无偿献血者；乙型肝炎肝表面抗原；金标法；酶联免疫吸附试验

乙型肝炎病毒是一种严重威胁人类健康的世界性流行病毒，在我国约有1亿左右HBV感染者[1，2]，而HBsAg又是乙型肝炎病毒感染最主要的病原标志和直接证据之一[3]，故此我国献血法将HBsAg列为献血者健康检查的必检项目之一。目前国内各采供血机构检测HBsAg的主要方法是酶联免疫吸附试验，而金标法因其简单、快速、特异性高、试剂稳定等特点被作为献血者采血前的初筛方法。为了解文山州无偿献血人群HBsAg检测金标法的作用及效果，观察与酶联免疫吸附试验的符合程度，探讨其漏检情况，为本地区无偿献血招募策略提供依据，对保障无偿献血者的身体健康和临床用血安全也具有重要的意义。我们对文山州中心血站2009-2013年无偿献血因HBsAg阳性报废的血液的检测结果进行总结分析，现将结果报道如下。

1 材料与方法

（1）资料来源文山州2009年1月-2013年12月96008名无偿献血者HBsAg检测的结果。

（2）试剂与仪器EVO全自动加样仪EVO150-8由长沙泰肯生物技术有限公司提供、FAME全自动酶免分析仪FAME16/20；FAME24/20烟台奥斯邦生物工程有限公司提供、SUNRISE温控酶标仪由长沙泰肯生物技术有限公司提供、实验室管理系统liswell-4.01海深威软件有限公司提供；HBsAgELISA诊断试剂盒由北京万泰生物技术有限公司提供，HBsAgELISA诊断试剂盒和胶体金试纸条均为厦门英科新创生物技术有限公司产品。所有试剂均在有效期内使用。

（3）检测方法严格按照GB18467_2001《献血者健康检查要求》、《全国临床检验操作规程》(第三版)[4]及试剂说明书进行操作。金标法取左手无名指指尖末梢血50μl，滴加至金标试纸条玻璃纤维上，待血样渗透过滤膜后，加样本稀释液1滴，室温反应30min内观察结果。检测线和质控线出现2条带者为HBsAg阳性;只在质控线出现1条带者为HBsAg阴性;检测线和质控线均不出现反应者为试验无效，应重新检测。阴性者献血后用两种酶联免疫试剂进行批初、复检，2种均为阳性且S/OD值≥2的标本再次做金标法检测。

2 结果

文山州无偿献血者2009-2013年HBsAg检测结果见表1。

表1 文山州无偿献血者2009-2013年HBsAg检测结果

3 讨论

乙型病毒性肝炎是常见的传染性疾病，由乙肝肝炎病毒（HBV）引起[5]。HBV流行在我国比较严重，输血相关感染仍是输血安全性的第一问题[6]。无偿献血者献血前筛查HBsAg，可以减少HBsAg阳性血液的采集，降低血液报废率，减少献血者和工作人员医源性感染的风险[7]。故在献血前用金标法筛查HBsAg是目前国内较为常用的做法，已常规用于街头献血前筛查[8]，血液采集后用ELISA法进行初、复检[9]。但金标法影响因素较多，常导致阳性结果漏检，而出现HBsAg假阴性的结果。

* 数据摘录 *
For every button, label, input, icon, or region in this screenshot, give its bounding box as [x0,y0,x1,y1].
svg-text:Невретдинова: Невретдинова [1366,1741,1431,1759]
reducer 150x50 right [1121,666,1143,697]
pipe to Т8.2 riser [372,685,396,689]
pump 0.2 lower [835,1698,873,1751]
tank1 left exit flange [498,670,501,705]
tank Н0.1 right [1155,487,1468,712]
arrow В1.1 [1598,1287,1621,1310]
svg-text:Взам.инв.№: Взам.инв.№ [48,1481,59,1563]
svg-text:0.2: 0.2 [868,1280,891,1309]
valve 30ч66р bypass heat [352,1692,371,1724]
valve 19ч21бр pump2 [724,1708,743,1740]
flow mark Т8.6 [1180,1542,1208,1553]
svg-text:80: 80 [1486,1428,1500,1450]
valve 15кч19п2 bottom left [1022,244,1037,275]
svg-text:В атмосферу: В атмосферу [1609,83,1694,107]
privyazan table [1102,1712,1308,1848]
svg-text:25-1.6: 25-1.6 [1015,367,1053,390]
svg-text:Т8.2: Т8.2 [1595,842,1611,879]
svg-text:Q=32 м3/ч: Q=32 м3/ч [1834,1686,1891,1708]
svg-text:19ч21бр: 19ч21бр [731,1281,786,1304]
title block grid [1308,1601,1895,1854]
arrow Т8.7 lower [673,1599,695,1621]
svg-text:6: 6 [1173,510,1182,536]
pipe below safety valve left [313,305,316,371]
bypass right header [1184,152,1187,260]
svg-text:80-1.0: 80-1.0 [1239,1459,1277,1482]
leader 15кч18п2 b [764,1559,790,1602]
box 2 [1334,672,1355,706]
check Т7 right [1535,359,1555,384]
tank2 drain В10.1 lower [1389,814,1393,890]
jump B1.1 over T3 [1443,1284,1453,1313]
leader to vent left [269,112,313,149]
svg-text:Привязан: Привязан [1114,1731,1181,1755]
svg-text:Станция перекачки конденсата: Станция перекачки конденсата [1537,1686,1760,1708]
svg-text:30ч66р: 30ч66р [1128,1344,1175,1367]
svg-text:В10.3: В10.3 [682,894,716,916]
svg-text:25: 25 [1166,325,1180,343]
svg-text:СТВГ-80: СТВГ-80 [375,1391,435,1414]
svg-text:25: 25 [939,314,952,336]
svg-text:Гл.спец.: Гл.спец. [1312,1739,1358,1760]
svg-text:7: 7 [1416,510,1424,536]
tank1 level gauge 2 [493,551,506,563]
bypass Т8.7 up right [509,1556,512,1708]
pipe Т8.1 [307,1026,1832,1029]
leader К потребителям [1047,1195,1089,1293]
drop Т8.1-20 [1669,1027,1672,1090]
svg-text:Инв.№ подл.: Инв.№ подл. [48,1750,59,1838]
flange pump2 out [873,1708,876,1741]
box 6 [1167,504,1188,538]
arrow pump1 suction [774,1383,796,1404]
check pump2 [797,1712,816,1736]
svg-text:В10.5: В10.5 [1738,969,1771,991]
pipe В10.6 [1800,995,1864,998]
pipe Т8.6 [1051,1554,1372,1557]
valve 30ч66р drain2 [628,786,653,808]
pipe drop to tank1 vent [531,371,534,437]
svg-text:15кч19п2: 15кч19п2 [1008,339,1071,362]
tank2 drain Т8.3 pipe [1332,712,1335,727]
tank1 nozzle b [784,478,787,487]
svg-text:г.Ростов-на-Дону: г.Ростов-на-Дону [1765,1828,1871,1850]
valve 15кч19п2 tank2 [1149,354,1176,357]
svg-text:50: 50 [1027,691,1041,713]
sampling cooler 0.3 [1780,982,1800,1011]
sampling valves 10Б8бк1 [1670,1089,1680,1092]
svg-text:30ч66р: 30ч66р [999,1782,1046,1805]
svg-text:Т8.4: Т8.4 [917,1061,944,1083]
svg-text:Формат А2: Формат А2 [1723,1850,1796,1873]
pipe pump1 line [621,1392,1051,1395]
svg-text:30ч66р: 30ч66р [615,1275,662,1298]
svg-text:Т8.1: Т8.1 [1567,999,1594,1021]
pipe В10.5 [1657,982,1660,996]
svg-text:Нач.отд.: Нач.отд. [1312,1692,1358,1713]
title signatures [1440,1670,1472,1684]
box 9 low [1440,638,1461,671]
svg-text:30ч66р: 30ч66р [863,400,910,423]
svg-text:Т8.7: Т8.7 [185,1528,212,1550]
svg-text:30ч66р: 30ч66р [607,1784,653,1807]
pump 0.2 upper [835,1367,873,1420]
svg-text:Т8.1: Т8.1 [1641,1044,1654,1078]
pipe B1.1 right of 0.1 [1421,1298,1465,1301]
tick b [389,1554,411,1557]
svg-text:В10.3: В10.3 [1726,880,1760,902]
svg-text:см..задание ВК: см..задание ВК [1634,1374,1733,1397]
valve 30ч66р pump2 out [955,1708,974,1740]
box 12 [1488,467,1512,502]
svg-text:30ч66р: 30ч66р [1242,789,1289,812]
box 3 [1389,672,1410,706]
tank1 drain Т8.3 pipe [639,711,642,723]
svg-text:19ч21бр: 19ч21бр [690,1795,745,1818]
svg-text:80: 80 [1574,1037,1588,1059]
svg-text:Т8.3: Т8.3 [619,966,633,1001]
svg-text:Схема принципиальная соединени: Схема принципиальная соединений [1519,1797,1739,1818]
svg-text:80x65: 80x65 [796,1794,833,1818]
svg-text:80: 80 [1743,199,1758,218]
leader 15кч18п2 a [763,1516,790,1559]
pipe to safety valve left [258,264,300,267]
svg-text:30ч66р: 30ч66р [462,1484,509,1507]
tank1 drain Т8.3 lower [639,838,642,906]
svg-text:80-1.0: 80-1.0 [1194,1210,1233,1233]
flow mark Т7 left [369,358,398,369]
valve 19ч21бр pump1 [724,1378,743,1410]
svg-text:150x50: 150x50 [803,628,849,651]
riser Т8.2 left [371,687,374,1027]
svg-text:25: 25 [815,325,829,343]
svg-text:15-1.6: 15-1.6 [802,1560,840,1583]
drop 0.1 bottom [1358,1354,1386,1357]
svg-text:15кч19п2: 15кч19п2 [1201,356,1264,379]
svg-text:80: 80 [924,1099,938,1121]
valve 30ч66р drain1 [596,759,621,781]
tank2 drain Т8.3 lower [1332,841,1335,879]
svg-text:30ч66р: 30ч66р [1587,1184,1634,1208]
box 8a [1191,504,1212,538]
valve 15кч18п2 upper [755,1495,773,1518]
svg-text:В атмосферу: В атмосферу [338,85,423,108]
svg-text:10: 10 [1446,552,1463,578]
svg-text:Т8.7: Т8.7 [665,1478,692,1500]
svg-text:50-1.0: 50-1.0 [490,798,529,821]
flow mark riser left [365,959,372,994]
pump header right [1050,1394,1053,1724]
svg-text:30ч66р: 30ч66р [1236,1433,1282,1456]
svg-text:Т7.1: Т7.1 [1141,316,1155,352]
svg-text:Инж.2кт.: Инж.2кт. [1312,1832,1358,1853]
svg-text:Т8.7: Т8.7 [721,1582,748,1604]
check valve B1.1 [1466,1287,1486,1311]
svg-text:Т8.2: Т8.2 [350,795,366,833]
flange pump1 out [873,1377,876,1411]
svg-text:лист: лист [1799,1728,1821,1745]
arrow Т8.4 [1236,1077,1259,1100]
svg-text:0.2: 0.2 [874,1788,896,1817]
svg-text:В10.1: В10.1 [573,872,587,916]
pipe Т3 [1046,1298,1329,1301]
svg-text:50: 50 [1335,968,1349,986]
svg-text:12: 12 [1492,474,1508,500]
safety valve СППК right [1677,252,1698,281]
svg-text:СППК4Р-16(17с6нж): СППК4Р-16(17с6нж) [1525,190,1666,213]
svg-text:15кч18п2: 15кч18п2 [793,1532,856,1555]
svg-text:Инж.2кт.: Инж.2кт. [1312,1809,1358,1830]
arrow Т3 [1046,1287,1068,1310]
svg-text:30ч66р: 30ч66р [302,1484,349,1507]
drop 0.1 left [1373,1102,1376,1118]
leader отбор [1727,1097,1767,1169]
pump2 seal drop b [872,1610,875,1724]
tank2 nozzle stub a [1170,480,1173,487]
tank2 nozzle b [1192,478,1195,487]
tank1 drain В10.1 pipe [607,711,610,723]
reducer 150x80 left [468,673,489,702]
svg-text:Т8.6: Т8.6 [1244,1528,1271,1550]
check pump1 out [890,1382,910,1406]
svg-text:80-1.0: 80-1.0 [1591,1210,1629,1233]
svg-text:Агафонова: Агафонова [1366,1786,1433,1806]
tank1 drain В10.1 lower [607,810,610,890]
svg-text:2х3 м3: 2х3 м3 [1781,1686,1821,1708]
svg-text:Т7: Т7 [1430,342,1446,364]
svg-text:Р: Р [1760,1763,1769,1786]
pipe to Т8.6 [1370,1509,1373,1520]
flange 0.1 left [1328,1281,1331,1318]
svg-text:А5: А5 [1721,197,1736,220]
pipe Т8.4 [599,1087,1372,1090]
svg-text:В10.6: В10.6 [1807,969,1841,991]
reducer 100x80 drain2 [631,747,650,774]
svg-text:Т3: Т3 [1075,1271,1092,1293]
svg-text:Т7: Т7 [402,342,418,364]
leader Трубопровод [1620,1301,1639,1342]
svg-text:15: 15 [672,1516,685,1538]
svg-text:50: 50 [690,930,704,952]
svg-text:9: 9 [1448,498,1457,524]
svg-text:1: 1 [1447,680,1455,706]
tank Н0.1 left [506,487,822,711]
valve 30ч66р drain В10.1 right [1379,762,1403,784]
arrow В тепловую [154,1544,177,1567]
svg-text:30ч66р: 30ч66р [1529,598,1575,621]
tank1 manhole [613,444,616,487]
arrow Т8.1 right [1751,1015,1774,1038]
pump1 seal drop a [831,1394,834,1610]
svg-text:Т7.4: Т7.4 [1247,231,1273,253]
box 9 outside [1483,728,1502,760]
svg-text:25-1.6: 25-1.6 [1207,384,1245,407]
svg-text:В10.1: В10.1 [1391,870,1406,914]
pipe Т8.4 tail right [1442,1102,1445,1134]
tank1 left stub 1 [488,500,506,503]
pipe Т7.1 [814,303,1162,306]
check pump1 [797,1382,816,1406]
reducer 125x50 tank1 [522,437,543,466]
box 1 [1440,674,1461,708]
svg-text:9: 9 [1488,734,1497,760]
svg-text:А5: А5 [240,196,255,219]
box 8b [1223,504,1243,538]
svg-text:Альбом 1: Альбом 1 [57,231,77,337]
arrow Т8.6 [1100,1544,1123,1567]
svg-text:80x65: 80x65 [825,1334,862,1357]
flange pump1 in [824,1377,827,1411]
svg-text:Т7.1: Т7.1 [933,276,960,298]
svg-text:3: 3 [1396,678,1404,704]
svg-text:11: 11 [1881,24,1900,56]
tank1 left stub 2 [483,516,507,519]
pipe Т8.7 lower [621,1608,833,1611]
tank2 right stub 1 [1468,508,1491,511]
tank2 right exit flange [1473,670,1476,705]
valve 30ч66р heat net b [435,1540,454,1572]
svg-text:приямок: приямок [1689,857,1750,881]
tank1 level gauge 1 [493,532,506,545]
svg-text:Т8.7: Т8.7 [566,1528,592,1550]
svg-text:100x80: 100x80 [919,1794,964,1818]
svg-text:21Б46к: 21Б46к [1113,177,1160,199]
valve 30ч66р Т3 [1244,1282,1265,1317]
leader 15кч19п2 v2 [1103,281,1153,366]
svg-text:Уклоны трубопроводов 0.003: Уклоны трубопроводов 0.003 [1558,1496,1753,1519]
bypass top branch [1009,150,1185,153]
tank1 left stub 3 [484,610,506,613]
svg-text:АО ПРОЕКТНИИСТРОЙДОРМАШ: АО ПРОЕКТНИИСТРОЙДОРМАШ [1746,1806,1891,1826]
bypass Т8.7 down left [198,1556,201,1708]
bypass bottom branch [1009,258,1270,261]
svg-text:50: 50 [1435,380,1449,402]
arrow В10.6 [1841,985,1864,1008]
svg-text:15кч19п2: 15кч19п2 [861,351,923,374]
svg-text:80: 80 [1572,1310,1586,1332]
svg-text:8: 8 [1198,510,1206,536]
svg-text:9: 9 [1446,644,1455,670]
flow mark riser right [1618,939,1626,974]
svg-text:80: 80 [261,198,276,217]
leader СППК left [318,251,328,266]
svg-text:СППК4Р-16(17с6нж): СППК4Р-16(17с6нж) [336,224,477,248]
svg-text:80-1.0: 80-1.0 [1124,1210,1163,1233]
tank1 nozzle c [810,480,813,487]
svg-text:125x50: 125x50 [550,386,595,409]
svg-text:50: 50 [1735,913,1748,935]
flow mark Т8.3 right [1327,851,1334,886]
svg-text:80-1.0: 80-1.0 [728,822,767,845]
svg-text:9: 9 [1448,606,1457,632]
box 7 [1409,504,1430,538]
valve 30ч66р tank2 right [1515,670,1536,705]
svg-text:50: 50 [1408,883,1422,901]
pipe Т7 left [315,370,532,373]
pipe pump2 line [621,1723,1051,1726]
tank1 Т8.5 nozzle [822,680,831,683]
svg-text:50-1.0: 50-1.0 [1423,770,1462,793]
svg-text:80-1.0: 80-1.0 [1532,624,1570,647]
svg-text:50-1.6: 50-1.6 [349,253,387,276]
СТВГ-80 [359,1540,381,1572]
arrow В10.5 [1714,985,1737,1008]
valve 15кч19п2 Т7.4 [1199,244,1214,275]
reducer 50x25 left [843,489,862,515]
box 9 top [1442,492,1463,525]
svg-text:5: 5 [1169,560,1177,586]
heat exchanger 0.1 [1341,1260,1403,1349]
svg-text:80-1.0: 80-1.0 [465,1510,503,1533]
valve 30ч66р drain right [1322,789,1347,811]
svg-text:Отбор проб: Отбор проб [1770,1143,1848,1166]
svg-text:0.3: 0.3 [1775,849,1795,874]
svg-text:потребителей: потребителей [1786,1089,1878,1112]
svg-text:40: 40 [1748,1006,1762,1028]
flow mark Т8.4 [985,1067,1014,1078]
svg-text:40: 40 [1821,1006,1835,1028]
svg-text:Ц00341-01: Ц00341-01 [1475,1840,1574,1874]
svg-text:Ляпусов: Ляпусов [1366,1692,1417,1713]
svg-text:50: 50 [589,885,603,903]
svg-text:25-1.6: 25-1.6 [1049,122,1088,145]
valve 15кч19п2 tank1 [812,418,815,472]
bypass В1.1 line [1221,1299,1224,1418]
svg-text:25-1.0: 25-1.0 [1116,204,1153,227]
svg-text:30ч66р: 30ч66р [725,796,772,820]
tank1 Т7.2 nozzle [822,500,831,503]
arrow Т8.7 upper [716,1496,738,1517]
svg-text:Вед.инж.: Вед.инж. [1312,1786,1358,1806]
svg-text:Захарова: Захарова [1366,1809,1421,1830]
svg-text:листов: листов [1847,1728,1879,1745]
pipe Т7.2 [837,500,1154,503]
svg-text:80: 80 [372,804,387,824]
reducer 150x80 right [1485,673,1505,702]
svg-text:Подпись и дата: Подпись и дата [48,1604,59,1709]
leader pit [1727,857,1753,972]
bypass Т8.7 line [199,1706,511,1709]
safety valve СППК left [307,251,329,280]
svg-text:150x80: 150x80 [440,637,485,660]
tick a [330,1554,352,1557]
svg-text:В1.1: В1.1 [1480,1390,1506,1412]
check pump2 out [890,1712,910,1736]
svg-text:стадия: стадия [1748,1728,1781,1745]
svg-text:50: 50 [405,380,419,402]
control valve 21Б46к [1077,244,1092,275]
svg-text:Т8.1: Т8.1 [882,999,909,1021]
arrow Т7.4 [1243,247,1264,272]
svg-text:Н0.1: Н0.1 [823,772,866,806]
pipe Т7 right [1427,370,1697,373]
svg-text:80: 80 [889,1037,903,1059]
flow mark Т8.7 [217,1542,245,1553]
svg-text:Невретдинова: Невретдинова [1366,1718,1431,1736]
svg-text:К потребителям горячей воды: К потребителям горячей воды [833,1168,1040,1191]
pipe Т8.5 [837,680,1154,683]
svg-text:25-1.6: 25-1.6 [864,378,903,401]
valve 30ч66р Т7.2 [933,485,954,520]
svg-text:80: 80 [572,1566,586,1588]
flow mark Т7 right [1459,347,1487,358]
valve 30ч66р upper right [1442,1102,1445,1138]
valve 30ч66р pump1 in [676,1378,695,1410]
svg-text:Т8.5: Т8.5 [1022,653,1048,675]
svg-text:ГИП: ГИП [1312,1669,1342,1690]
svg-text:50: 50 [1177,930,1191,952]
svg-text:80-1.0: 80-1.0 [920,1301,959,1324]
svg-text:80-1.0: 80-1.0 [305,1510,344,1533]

* 练习 A *
请列出选段中提到的所有公司名称，每个只写一次。
* 练习 B *
请把选段中介于“表1 文山州无偿献血者2009-2013年HBsAg检测结果”和“出现HBsAg假阴性的结果。”之间的文字重新录入一遍，这两处本身也包括在内。

* 书面作答 A *
长沙泰肯生物技术有限公司、烟台奥斯邦生物工程有限公司、海深威软件有限公司、北京万泰生物技术有限公司、厦门英科新创生物技术有限公司

* 书面作答 B *
表1 文山州无偿献血者2009-2013年HBsAg检测结果

3 讨论

乙型病毒性肝炎是常见的传染性疾病，由乙肝肝炎病毒（HBV）引起[5]。HBV流行在我国比较严重，输血相关感染仍是输血安全性的第一问题[6]。无偿献血者献血前筛查HBsAg，可以减少HBsAg阳性血液的采集，降低血液报废率，减少献血者和工作人员医源性感染的风险[7]。故在献血前用金标法筛查HBsAg是目前国内较为常用的做法，已常规用于街头献血前筛查[8]，血液采集后用ELISA法进行初、复检[9]。但金标法影响因素较多，常导致阳性结果漏检，而出现HBsAg假阴性的结果。